§ **TASK**: Leave out the pictures and copy every record exactly.
## Begin
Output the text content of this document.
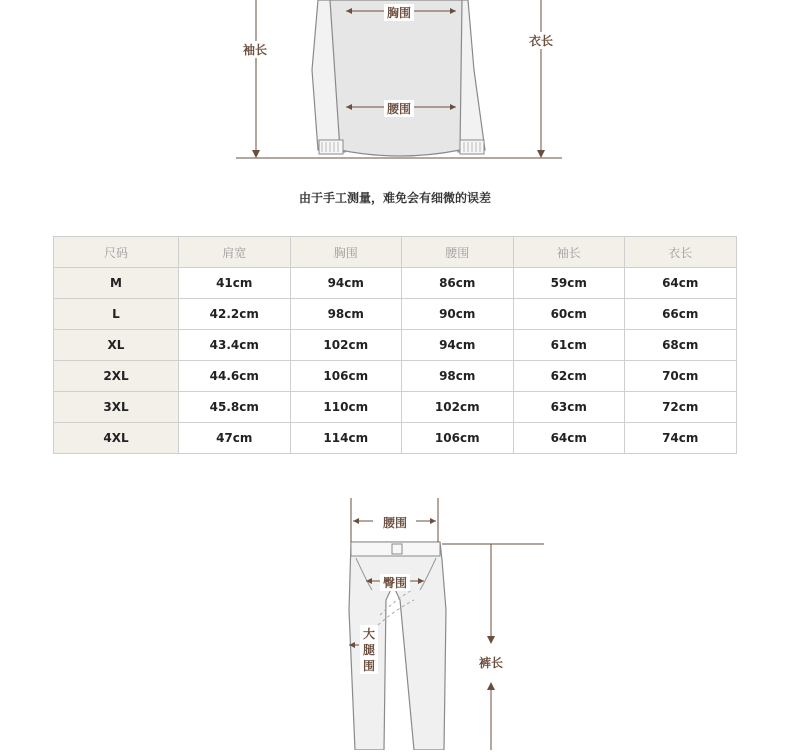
胸围
腰围
袖长
衣长
由于手工测量，难免会有细微的误差
尺码	肩宽	胸围	腰围	袖长	衣长
M	41cm	94cm	86cm	59cm	64cm
L	42.2cm	98cm	90cm	60cm	66cm
XL	43.4cm	102cm	94cm	61cm	68cm
2XL	44.6cm	106cm	98cm	62cm	70cm
3XL	45.8cm	110cm	102cm	63cm	72cm
4XL	47cm	114cm	106cm	64cm	74cm
腰围
臀围
大
腿
围	裤长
## End
§ **RESPONSE TO THE EXERCISE**:
Output the text content of this document.
胸围
腰围
袖长
衣长
由于手工测量，难免会有细微的误差
尺码	肩宽	胸围	腰围	袖长	衣长
M	41cm	94cm	86cm	59cm	64cm
L	42.2cm	98cm	90cm	60cm	66cm
XL	43.4cm	102cm	94cm	61cm	68cm
2XL	44.6cm	106cm	98cm	62cm	70cm
3XL	45.8cm	110cm	102cm	63cm	72cm
4XL	47cm	114cm	106cm	64cm	74cm
腰围
臀围
大
腿
围	裤长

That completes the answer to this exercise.